= To do =
Copy each line that has the string "AMMAR" somewhere in it.

** start **

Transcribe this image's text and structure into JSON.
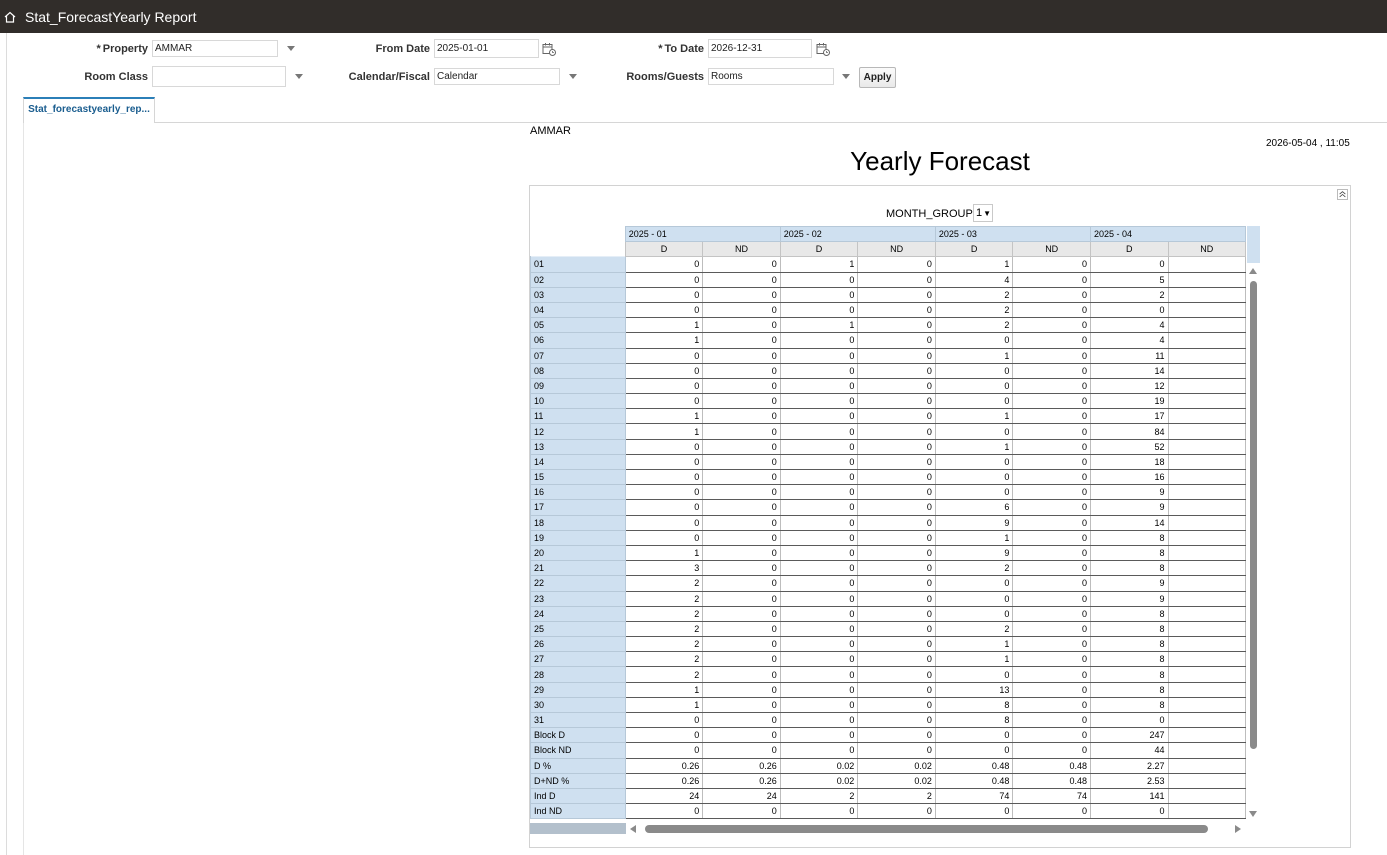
{
  "app": {
    "title": "Stat_ForecastYearly Report"
  },
  "form": {
    "property_label": "Property",
    "property_value": "AMMAR",
    "from_date_label": "From Date",
    "from_date_value": "2025-01-01",
    "to_date_label": "To Date",
    "to_date_value": "2026-12-31",
    "room_class_label": "Room Class",
    "room_class_value": "",
    "calendar_label": "Calendar/Fiscal",
    "calendar_value": "Calendar",
    "rooms_label": "Rooms/Guests",
    "rooms_value": "Rooms",
    "apply_label": "Apply"
  },
  "tab": {
    "label": "Stat_forecastyearly_rep..."
  },
  "report": {
    "property": "AMMAR",
    "generated": "2026-05-04 , 11:05",
    "title": "Yearly Forecast",
    "month_group_label": "MONTH_GROUP",
    "month_group_value": "1"
  },
  "grid": {
    "months": [
      "2025 - 01",
      "2025 - 02",
      "2025 - 03",
      "2025 - 04"
    ],
    "subcols": [
      "D",
      "ND",
      "D",
      "ND",
      "D",
      "ND",
      "D",
      "ND"
    ],
    "rows": [
      {
        "label": "01",
        "values": [
          "0",
          "0",
          "1",
          "0",
          "1",
          "0",
          "0",
          ""
        ]
      },
      {
        "label": "02",
        "values": [
          "0",
          "0",
          "0",
          "0",
          "4",
          "0",
          "5",
          ""
        ]
      },
      {
        "label": "03",
        "values": [
          "0",
          "0",
          "0",
          "0",
          "2",
          "0",
          "2",
          ""
        ]
      },
      {
        "label": "04",
        "values": [
          "0",
          "0",
          "0",
          "0",
          "2",
          "0",
          "0",
          ""
        ]
      },
      {
        "label": "05",
        "values": [
          "1",
          "0",
          "1",
          "0",
          "2",
          "0",
          "4",
          ""
        ]
      },
      {
        "label": "06",
        "values": [
          "1",
          "0",
          "0",
          "0",
          "0",
          "0",
          "4",
          ""
        ]
      },
      {
        "label": "07",
        "values": [
          "0",
          "0",
          "0",
          "0",
          "1",
          "0",
          "11",
          ""
        ]
      },
      {
        "label": "08",
        "values": [
          "0",
          "0",
          "0",
          "0",
          "0",
          "0",
          "14",
          ""
        ]
      },
      {
        "label": "09",
        "values": [
          "0",
          "0",
          "0",
          "0",
          "0",
          "0",
          "12",
          ""
        ]
      },
      {
        "label": "10",
        "values": [
          "0",
          "0",
          "0",
          "0",
          "0",
          "0",
          "19",
          ""
        ]
      },
      {
        "label": "11",
        "values": [
          "1",
          "0",
          "0",
          "0",
          "1",
          "0",
          "17",
          ""
        ]
      },
      {
        "label": "12",
        "values": [
          "1",
          "0",
          "0",
          "0",
          "0",
          "0",
          "84",
          ""
        ]
      },
      {
        "label": "13",
        "values": [
          "0",
          "0",
          "0",
          "0",
          "1",
          "0",
          "52",
          ""
        ]
      },
      {
        "label": "14",
        "values": [
          "0",
          "0",
          "0",
          "0",
          "0",
          "0",
          "18",
          ""
        ]
      },
      {
        "label": "15",
        "values": [
          "0",
          "0",
          "0",
          "0",
          "0",
          "0",
          "16",
          ""
        ]
      },
      {
        "label": "16",
        "values": [
          "0",
          "0",
          "0",
          "0",
          "0",
          "0",
          "9",
          ""
        ]
      },
      {
        "label": "17",
        "values": [
          "0",
          "0",
          "0",
          "0",
          "6",
          "0",
          "9",
          ""
        ]
      },
      {
        "label": "18",
        "values": [
          "0",
          "0",
          "0",
          "0",
          "9",
          "0",
          "14",
          ""
        ]
      },
      {
        "label": "19",
        "values": [
          "0",
          "0",
          "0",
          "0",
          "1",
          "0",
          "8",
          ""
        ]
      },
      {
        "label": "20",
        "values": [
          "1",
          "0",
          "0",
          "0",
          "9",
          "0",
          "8",
          ""
        ]
      },
      {
        "label": "21",
        "values": [
          "3",
          "0",
          "0",
          "0",
          "2",
          "0",
          "8",
          ""
        ]
      },
      {
        "label": "22",
        "values": [
          "2",
          "0",
          "0",
          "0",
          "0",
          "0",
          "9",
          ""
        ]
      },
      {
        "label": "23",
        "values": [
          "2",
          "0",
          "0",
          "0",
          "0",
          "0",
          "9",
          ""
        ]
      },
      {
        "label": "24",
        "values": [
          "2",
          "0",
          "0",
          "0",
          "0",
          "0",
          "8",
          ""
        ]
      },
      {
        "label": "25",
        "values": [
          "2",
          "0",
          "0",
          "0",
          "2",
          "0",
          "8",
          ""
        ]
      },
      {
        "label": "26",
        "values": [
          "2",
          "0",
          "0",
          "0",
          "1",
          "0",
          "8",
          ""
        ]
      },
      {
        "label": "27",
        "values": [
          "2",
          "0",
          "0",
          "0",
          "1",
          "0",
          "8",
          ""
        ]
      },
      {
        "label": "28",
        "values": [
          "2",
          "0",
          "0",
          "0",
          "0",
          "0",
          "8",
          ""
        ]
      },
      {
        "label": "29",
        "values": [
          "1",
          "0",
          "0",
          "0",
          "13",
          "0",
          "8",
          ""
        ]
      },
      {
        "label": "30",
        "values": [
          "1",
          "0",
          "0",
          "0",
          "8",
          "0",
          "8",
          ""
        ]
      },
      {
        "label": "31",
        "values": [
          "0",
          "0",
          "0",
          "0",
          "8",
          "0",
          "0",
          ""
        ]
      },
      {
        "label": "Block D",
        "values": [
          "0",
          "0",
          "0",
          "0",
          "0",
          "0",
          "247",
          ""
        ]
      },
      {
        "label": "Block ND",
        "values": [
          "0",
          "0",
          "0",
          "0",
          "0",
          "0",
          "44",
          ""
        ]
      },
      {
        "label": "D %",
        "values": [
          "0.26",
          "0.26",
          "0.02",
          "0.02",
          "0.48",
          "0.48",
          "2.27",
          ""
        ]
      },
      {
        "label": "D+ND %",
        "values": [
          "0.26",
          "0.26",
          "0.02",
          "0.02",
          "0.48",
          "0.48",
          "2.53",
          ""
        ]
      },
      {
        "label": "Ind D",
        "values": [
          "24",
          "24",
          "2",
          "2",
          "74",
          "74",
          "141",
          ""
        ]
      },
      {
        "label": "Ind ND",
        "values": [
          "0",
          "0",
          "0",
          "0",
          "0",
          "0",
          "0",
          ""
        ]
      }
    ]
  },
  "icons": {
    "home": "home-icon",
    "calendar": "calendar-icon",
    "dropdown": "chevron-down-icon",
    "collapse": "collapse-icon"
  }
}
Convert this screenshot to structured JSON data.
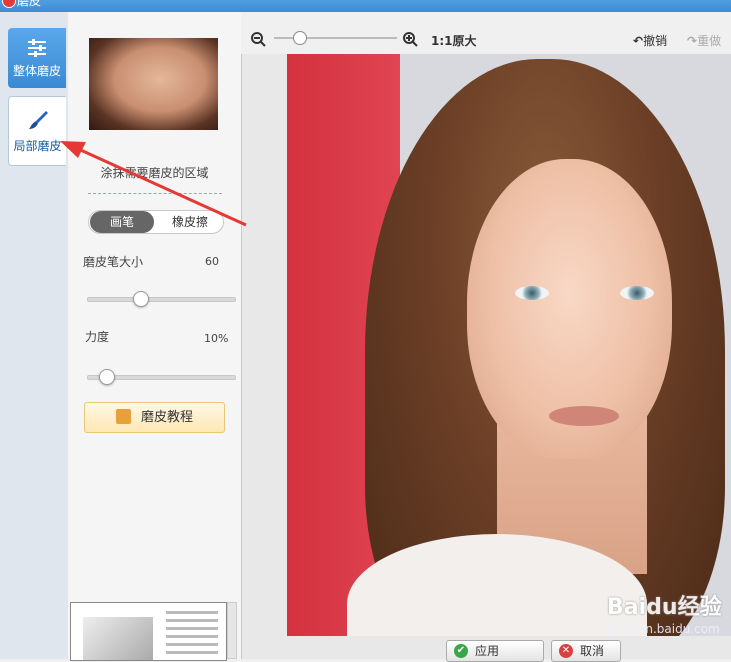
{
  "window": {
    "title": "磨皮"
  },
  "tabs": [
    {
      "label": "整体磨皮",
      "icon": "sliders-icon",
      "state": "active"
    },
    {
      "label": "局部磨皮",
      "icon": "brush-icon",
      "state": "inactive"
    }
  ],
  "panel": {
    "hint": "涂抹需要磨皮的区域",
    "mode_options": [
      "画笔",
      "橡皮擦"
    ],
    "brush_size": {
      "label": "磨皮笔大小",
      "value": "60",
      "level": 0.33
    },
    "strength": {
      "label": "力度",
      "value": "10%",
      "level": 0.1
    },
    "tutorial_label": "磨皮教程"
  },
  "toolbar": {
    "zoom_out_icon": "zoom-out-icon",
    "zoom_in_icon": "zoom-in-icon",
    "actual_size_label": "1:1原大",
    "undo_label": "撤销",
    "redo_label": "重做"
  },
  "watermark": {
    "brand": "Baidu经验",
    "url": "jingyan.baidu.com"
  },
  "buttons": {
    "apply": "应用",
    "cancel": "取消"
  },
  "colors": {
    "accent": "#3a8ad4",
    "annotation": "#e53935"
  }
}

** end **

= Reply to the exercise =
    "property_value": "AMMAR",
    "property": "AMMAR",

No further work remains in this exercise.